Task material:
--------------------

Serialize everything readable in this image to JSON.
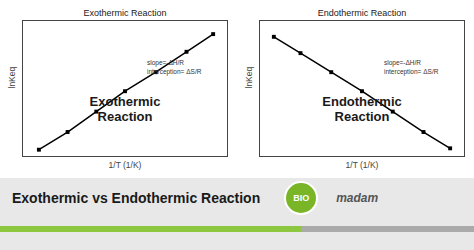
{
  "title": "Exothermic vs Endothermic Reaction",
  "annotations": [
    "BIO",
    "madam"
  ],
  "chart_data": [
    {
      "type": "line",
      "title": "Exothermic Reaction",
      "xlabel": "1/T (1/K)",
      "ylabel": "lnKeq",
      "x": [
        0.08,
        0.22,
        0.36,
        0.5,
        0.65,
        0.8,
        0.93
      ],
      "values": [
        0.05,
        0.18,
        0.33,
        0.48,
        0.62,
        0.77,
        0.9
      ],
      "color": "#000000",
      "marker": "square",
      "xlim": [
        0,
        1
      ],
      "ylim": [
        0,
        1
      ],
      "tick_labels": false,
      "grid": false,
      "annotations": [
        "Exothermic\nReaction",
        "slope=-ΔH/R\ninterception= ΔS/R"
      ]
    },
    {
      "type": "line",
      "title": "Endothermic Reaction",
      "xlabel": "1/T (1/K)",
      "ylabel": "lnKeq",
      "x": [
        0.07,
        0.2,
        0.35,
        0.5,
        0.65,
        0.8,
        0.93
      ],
      "values": [
        0.88,
        0.76,
        0.62,
        0.48,
        0.33,
        0.18,
        0.06
      ],
      "color": "#000000",
      "marker": "square",
      "xlim": [
        0,
        1
      ],
      "ylim": [
        0,
        1
      ],
      "tick_labels": false,
      "grid": false,
      "annotations": [
        "Endothermic\nReaction",
        "slope=-ΔH/R\ninterception= ΔS/R"
      ]
    }
  ]
}
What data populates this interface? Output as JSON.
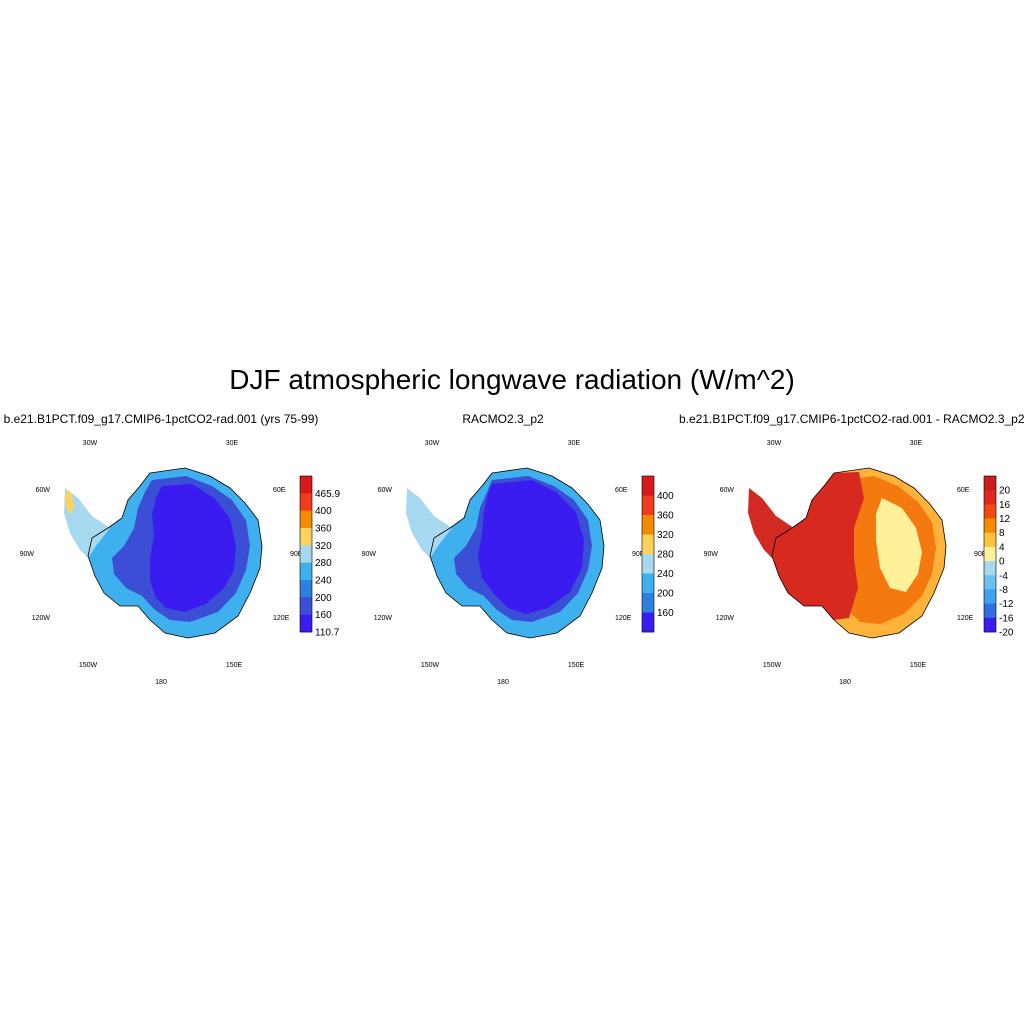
{
  "title": "DJF atmospheric longwave radiation (W/m^2)",
  "lon_labels": {
    "w30": "30W",
    "e30": "30E",
    "w60": "60W",
    "e60": "60E",
    "w90": "90W",
    "e90": "90E",
    "w120": "120W",
    "e120": "120E",
    "w150": "150W",
    "e150": "150E",
    "l180": "180"
  },
  "panels": [
    {
      "id": "model",
      "title": "b.e21.B1PCT.f09_g17.CMIP6-1pctCO2-rad.001 (yrs 75-99)",
      "colorbar": {
        "labels": [
          "465.9",
          "400",
          "360",
          "320",
          "280",
          "240",
          "200",
          "160",
          "110.7"
        ],
        "colors": [
          "#d7191c",
          "#f03b20",
          "#f58b00",
          "#ffd35a",
          "#a6d8f0",
          "#3fb0ee",
          "#2f7fe0",
          "#3b4fd6",
          "#3a1cf0"
        ]
      },
      "fields": {
        "peninsula": "#a6d8f0",
        "coast": "#3fb0ee",
        "interior_ring": "#3b4fd6",
        "core": "#3a1cf0",
        "tip": "#ffd35a"
      }
    },
    {
      "id": "obs",
      "title": "RACMO2.3_p2",
      "colorbar": {
        "labels": [
          "400",
          "360",
          "320",
          "280",
          "240",
          "200",
          "160"
        ],
        "colors": [
          "#d7191c",
          "#f03b20",
          "#f58b00",
          "#ffd35a",
          "#a6d8f0",
          "#3fb0ee",
          "#2f7fe0",
          "#3a1cf0"
        ]
      },
      "fields": {
        "peninsula": "#a6d8f0",
        "coast": "#3fb0ee",
        "interior_ring": "#3b4fd6",
        "core": "#3a1cf0"
      }
    },
    {
      "id": "diff",
      "title": "b.e21.B1PCT.f09_g17.CMIP6-1pctCO2-rad.001 - RACMO2.3_p2",
      "colorbar": {
        "labels": [
          "20",
          "16",
          "12",
          "8",
          "4",
          "0",
          "-4",
          "-8",
          "-12",
          "-16",
          "-20"
        ],
        "colors": [
          "#c81e1e",
          "#e0261e",
          "#f04a10",
          "#f58b00",
          "#ffc23a",
          "#fff19a",
          "#a6d8f0",
          "#6dc0f0",
          "#3fa0ee",
          "#2f6fe0",
          "#3a1cf0"
        ]
      },
      "fields": {
        "peninsula": "#d22a22",
        "coast": "#ffb33a",
        "interior_ring": "#f47a10",
        "core": "#d7291f",
        "pale": "#fff19a"
      }
    }
  ]
}
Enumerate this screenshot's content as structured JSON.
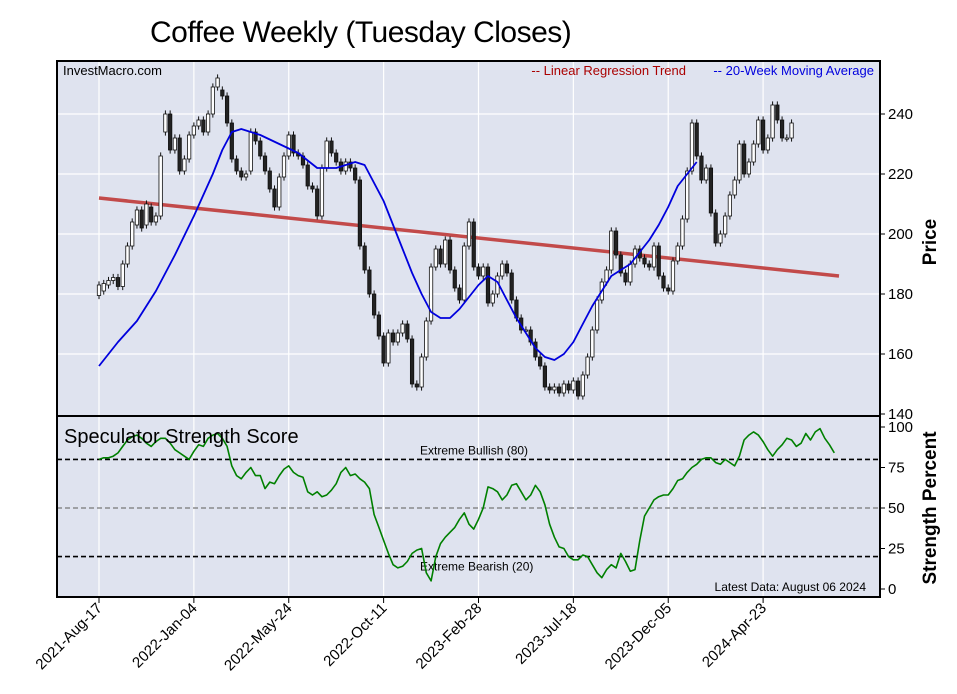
{
  "title": "Coffee Weekly (Tuesday Closes)",
  "source": "InvestMacro.com",
  "latest_data": "Latest Data: August 06 2024",
  "colors": {
    "background": "#ffffff",
    "plot_bg": "#dfe3ef",
    "grid": "#ffffff",
    "regression": "#c24a4a",
    "moving_average": "#0000dd",
    "score": "#008000",
    "candle_up": "#ffffff",
    "candle_down": "#222222",
    "legend_regression": "#aa0000",
    "legend_ma": "#0000dd"
  },
  "chart_data": [
    {
      "type": "candlestick",
      "title": "Coffee Weekly (Tuesday Closes)",
      "ylabel": "Price",
      "ylim": [
        140,
        255
      ],
      "yticks": [
        140,
        160,
        180,
        200,
        220,
        240
      ],
      "legend": [
        {
          "label": "-- Linear Regression Trend",
          "color": "#aa0000"
        },
        {
          "label": "-- 20-Week Moving Average",
          "color": "#0000dd"
        }
      ],
      "x_tick_labels": [
        "2021-Aug-17",
        "2022-Jan-04",
        "2022-May-24",
        "2022-Oct-11",
        "2023-Feb-28",
        "2023-Jul-18",
        "2023-Dec-05",
        "2024-Apr-23"
      ],
      "x_tick_index": [
        0,
        20,
        40,
        60,
        80,
        100,
        120,
        140
      ],
      "x_end_index": 156,
      "regression": {
        "start": [
          0,
          212
        ],
        "end": [
          156,
          186
        ]
      },
      "moving_average": [
        [
          0,
          156
        ],
        [
          4,
          164
        ],
        [
          8,
          171
        ],
        [
          12,
          181
        ],
        [
          16,
          193
        ],
        [
          20,
          206
        ],
        [
          24,
          220
        ],
        [
          26,
          228
        ],
        [
          28,
          234
        ],
        [
          30,
          235
        ],
        [
          34,
          233
        ],
        [
          38,
          230
        ],
        [
          42,
          227
        ],
        [
          46,
          222
        ],
        [
          50,
          222
        ],
        [
          54,
          224
        ],
        [
          56,
          223
        ],
        [
          60,
          211
        ],
        [
          64,
          195
        ],
        [
          66,
          187
        ],
        [
          68,
          180
        ],
        [
          70,
          174
        ],
        [
          72,
          172
        ],
        [
          74,
          172
        ],
        [
          76,
          175
        ],
        [
          78,
          179
        ],
        [
          80,
          183
        ],
        [
          82,
          186
        ],
        [
          84,
          184
        ],
        [
          86,
          178
        ],
        [
          88,
          172
        ],
        [
          90,
          167
        ],
        [
          92,
          162
        ],
        [
          94,
          159
        ],
        [
          96,
          158
        ],
        [
          98,
          160
        ],
        [
          100,
          164
        ],
        [
          102,
          170
        ],
        [
          104,
          176
        ],
        [
          106,
          181
        ],
        [
          108,
          186
        ],
        [
          110,
          188
        ],
        [
          112,
          190
        ],
        [
          114,
          194
        ],
        [
          116,
          198
        ],
        [
          118,
          203
        ],
        [
          120,
          209
        ],
        [
          122,
          216
        ],
        [
          124,
          220
        ],
        [
          126,
          224
        ]
      ],
      "candles": [
        [
          179.5,
          183.0
        ],
        [
          181.0,
          183.5
        ],
        [
          183.0,
          184.5
        ],
        [
          184.5,
          185.5
        ],
        [
          185.5,
          182.5
        ],
        [
          182.5,
          190.0
        ],
        [
          190.0,
          196.0
        ],
        [
          196.0,
          204.0
        ],
        [
          203.0,
          208.0
        ],
        [
          208.0,
          202.0
        ],
        [
          203.0,
          210.0
        ],
        [
          209.0,
          204.0
        ],
        [
          204.0,
          206.0
        ],
        [
          206.0,
          226.0
        ],
        [
          234.0,
          240.0
        ],
        [
          240.0,
          228.0
        ],
        [
          228.0,
          232.0
        ],
        [
          232.0,
          221.0
        ],
        [
          221.0,
          225.0
        ],
        [
          225.0,
          233.0
        ],
        [
          233.0,
          236.0
        ],
        [
          236.0,
          238.0
        ],
        [
          238.0,
          234.0
        ],
        [
          234.0,
          240.0
        ],
        [
          240.0,
          249.0
        ],
        [
          249.0,
          252.0
        ],
        [
          248.0,
          246.0
        ],
        [
          246.0,
          237.0
        ],
        [
          237.0,
          225.0
        ],
        [
          225.0,
          221.0
        ],
        [
          221.0,
          219.0
        ],
        [
          219.0,
          220.0
        ],
        [
          221.0,
          234.0
        ],
        [
          234.0,
          231.0
        ],
        [
          231.0,
          226.0
        ],
        [
          226.0,
          221.0
        ],
        [
          221.0,
          215.0
        ],
        [
          215.0,
          209.0
        ],
        [
          209.0,
          219.0
        ],
        [
          219.0,
          226.0
        ],
        [
          226.0,
          233.0
        ],
        [
          233.0,
          227.0
        ],
        [
          227.0,
          226.0
        ],
        [
          226.0,
          223.0
        ],
        [
          223.0,
          216.0
        ],
        [
          216.0,
          215.0
        ],
        [
          215.0,
          206.0
        ],
        [
          206.0,
          222.0
        ],
        [
          222.0,
          231.0
        ],
        [
          231.0,
          227.0
        ],
        [
          227.0,
          224.0
        ],
        [
          224.0,
          221.0
        ],
        [
          221.0,
          224.0
        ],
        [
          224.0,
          222.0
        ],
        [
          222.0,
          218.0
        ],
        [
          218.0,
          196.0
        ],
        [
          196.0,
          188.0
        ],
        [
          188.0,
          180.0
        ],
        [
          180.0,
          173.0
        ],
        [
          173.0,
          166.0
        ],
        [
          166.0,
          157.0
        ],
        [
          157.0,
          167.0
        ],
        [
          167.0,
          164.0
        ],
        [
          164.0,
          167.0
        ],
        [
          167.0,
          170.0
        ],
        [
          170.0,
          165.0
        ],
        [
          165.0,
          150.0
        ],
        [
          150.0,
          149.0
        ],
        [
          149.0,
          159.0
        ],
        [
          159.0,
          171.0
        ],
        [
          171.0,
          189.0
        ],
        [
          189.0,
          195.0
        ],
        [
          195.0,
          190.0
        ],
        [
          190.0,
          198.0
        ],
        [
          198.0,
          188.0
        ],
        [
          188.0,
          182.0
        ],
        [
          182.0,
          178.0
        ],
        [
          178.0,
          196.0
        ],
        [
          196.0,
          204.0
        ],
        [
          204.0,
          189.0
        ],
        [
          189.0,
          186.0
        ],
        [
          186.0,
          189.0
        ],
        [
          189.0,
          177.0
        ],
        [
          177.0,
          180.0
        ],
        [
          180.0,
          186.0
        ],
        [
          186.0,
          190.0
        ],
        [
          190.0,
          187.0
        ],
        [
          187.0,
          178.0
        ],
        [
          178.0,
          172.0
        ],
        [
          172.0,
          168.0
        ],
        [
          168.0,
          168.0
        ],
        [
          168.0,
          164.0
        ],
        [
          164.0,
          159.0
        ],
        [
          159.0,
          156.0
        ],
        [
          156.0,
          149.0
        ],
        [
          149.0,
          148.0
        ],
        [
          148.0,
          149.0
        ],
        [
          149.0,
          147.0
        ],
        [
          147.0,
          150.0
        ],
        [
          150.0,
          148.0
        ],
        [
          148.0,
          151.0
        ],
        [
          151.0,
          146.0
        ],
        [
          146.0,
          153.0
        ],
        [
          153.0,
          159.0
        ],
        [
          159.0,
          168.0
        ],
        [
          168.0,
          178.0
        ],
        [
          178.0,
          184.0
        ],
        [
          184.0,
          188.0
        ],
        [
          188.0,
          201.0
        ],
        [
          201.0,
          193.0
        ],
        [
          193.0,
          187.0
        ],
        [
          187.0,
          184.0
        ],
        [
          184.0,
          190.0
        ],
        [
          190.0,
          195.0
        ],
        [
          195.0,
          192.0
        ],
        [
          192.0,
          190.0
        ],
        [
          190.0,
          189.0
        ],
        [
          189.0,
          196.0
        ],
        [
          196.0,
          186.0
        ],
        [
          186.0,
          182.0
        ],
        [
          182.0,
          181.0
        ],
        [
          181.0,
          191.0
        ],
        [
          191.0,
          196.0
        ],
        [
          196.0,
          205.0
        ],
        [
          205.0,
          221.0
        ],
        [
          221.0,
          237.0
        ],
        [
          237.0,
          226.0
        ],
        [
          226.0,
          218.0
        ],
        [
          218.0,
          222.0
        ],
        [
          222.0,
          207.0
        ],
        [
          207.0,
          197.0
        ],
        [
          197.0,
          200.0
        ],
        [
          200.0,
          206.0
        ],
        [
          206.0,
          213.0
        ],
        [
          213.0,
          218.0
        ],
        [
          218.0,
          230.0
        ],
        [
          230.0,
          220.0
        ],
        [
          220.0,
          224.0
        ],
        [
          224.0,
          230.0
        ],
        [
          230.0,
          238.0
        ],
        [
          238.0,
          228.0
        ],
        [
          228.0,
          232.0
        ],
        [
          232.0,
          243.0
        ],
        [
          243.0,
          238.0
        ],
        [
          238.0,
          232.0
        ],
        [
          232.0,
          232.0
        ],
        [
          232.0,
          237.0
        ]
      ]
    },
    {
      "type": "line",
      "title": "Speculator Strength Score",
      "ylabel": "Strength Percent",
      "ylim": [
        0,
        100
      ],
      "yticks": [
        0,
        25,
        50,
        75,
        100
      ],
      "reference_lines": [
        {
          "y": 80,
          "label": "Extreme Bullish (80)"
        },
        {
          "y": 50,
          "label": ""
        },
        {
          "y": 20,
          "label": "Extreme Bearish (20)"
        }
      ],
      "series": [
        {
          "values": [
            80,
            81,
            81,
            82,
            84,
            88,
            92,
            94,
            95,
            93,
            90,
            88,
            91,
            93,
            93,
            90,
            86,
            84,
            82,
            80,
            85,
            89,
            88,
            93,
            95,
            96,
            93,
            88,
            76,
            70,
            68,
            72,
            75,
            70,
            70,
            62,
            66,
            65,
            70,
            74,
            76,
            72,
            70,
            69,
            60,
            58,
            60,
            57,
            58,
            61,
            65,
            72,
            75,
            70,
            71,
            68,
            66,
            62,
            46,
            38,
            30,
            22,
            15,
            13,
            14,
            17,
            22,
            24,
            25,
            10,
            5,
            20,
            28,
            32,
            35,
            38,
            43,
            47,
            40,
            37,
            43,
            50,
            63,
            62,
            60,
            55,
            58,
            64,
            65,
            60,
            55,
            58,
            64,
            60,
            52,
            40,
            32,
            26,
            25,
            20,
            18,
            18,
            21,
            20,
            15,
            10,
            7,
            12,
            15,
            13,
            22,
            17,
            11,
            12,
            30,
            45,
            50,
            55,
            57,
            58,
            58,
            62,
            67,
            68,
            72,
            75,
            77,
            80,
            81,
            81,
            78,
            77,
            80,
            78,
            76,
            82,
            92,
            95,
            97,
            95,
            91,
            86,
            82,
            86,
            89,
            93,
            92,
            88,
            90,
            96,
            92,
            97,
            99,
            93,
            89,
            84
          ]
        }
      ]
    }
  ]
}
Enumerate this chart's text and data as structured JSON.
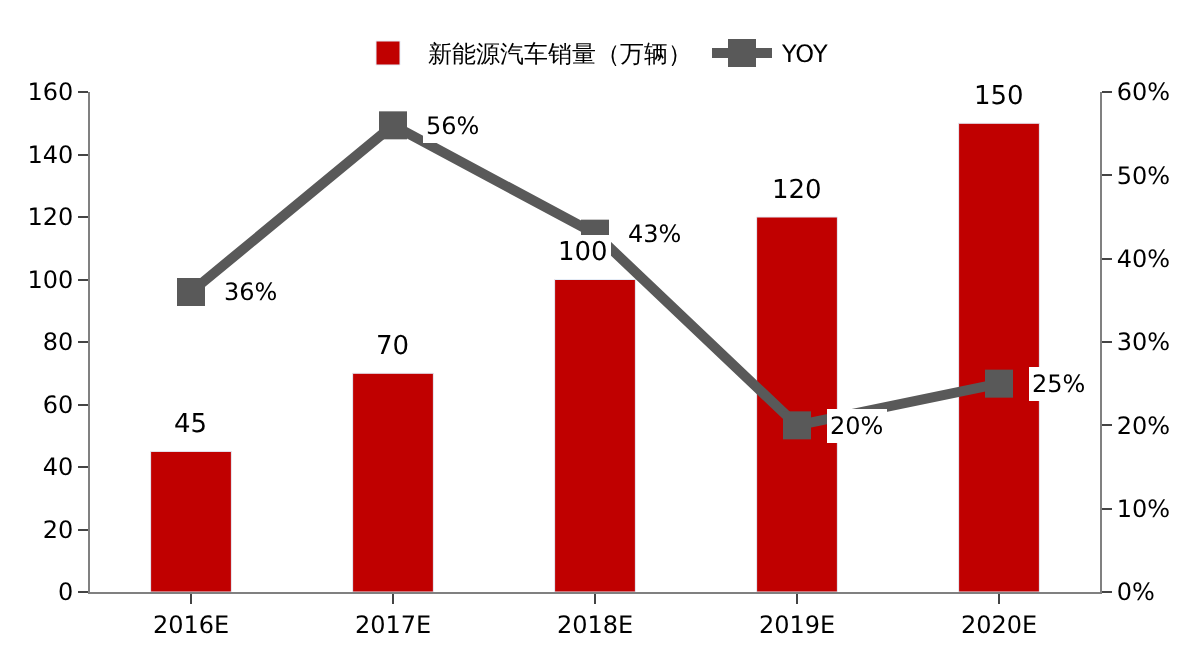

--------------------

Set problem: The answer should be a single number: the count of lines in the data that include the string "Exothermic".

Final result: 3